#### [What is asked]
Return only the number of lines holding the word "yang".

#### [Records shown]

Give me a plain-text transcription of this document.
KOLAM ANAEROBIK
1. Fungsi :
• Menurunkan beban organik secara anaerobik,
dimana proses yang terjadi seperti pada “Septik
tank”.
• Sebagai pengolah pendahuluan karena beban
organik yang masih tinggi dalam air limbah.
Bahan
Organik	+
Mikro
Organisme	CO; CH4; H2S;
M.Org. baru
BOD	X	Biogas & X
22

#### [Task output]
2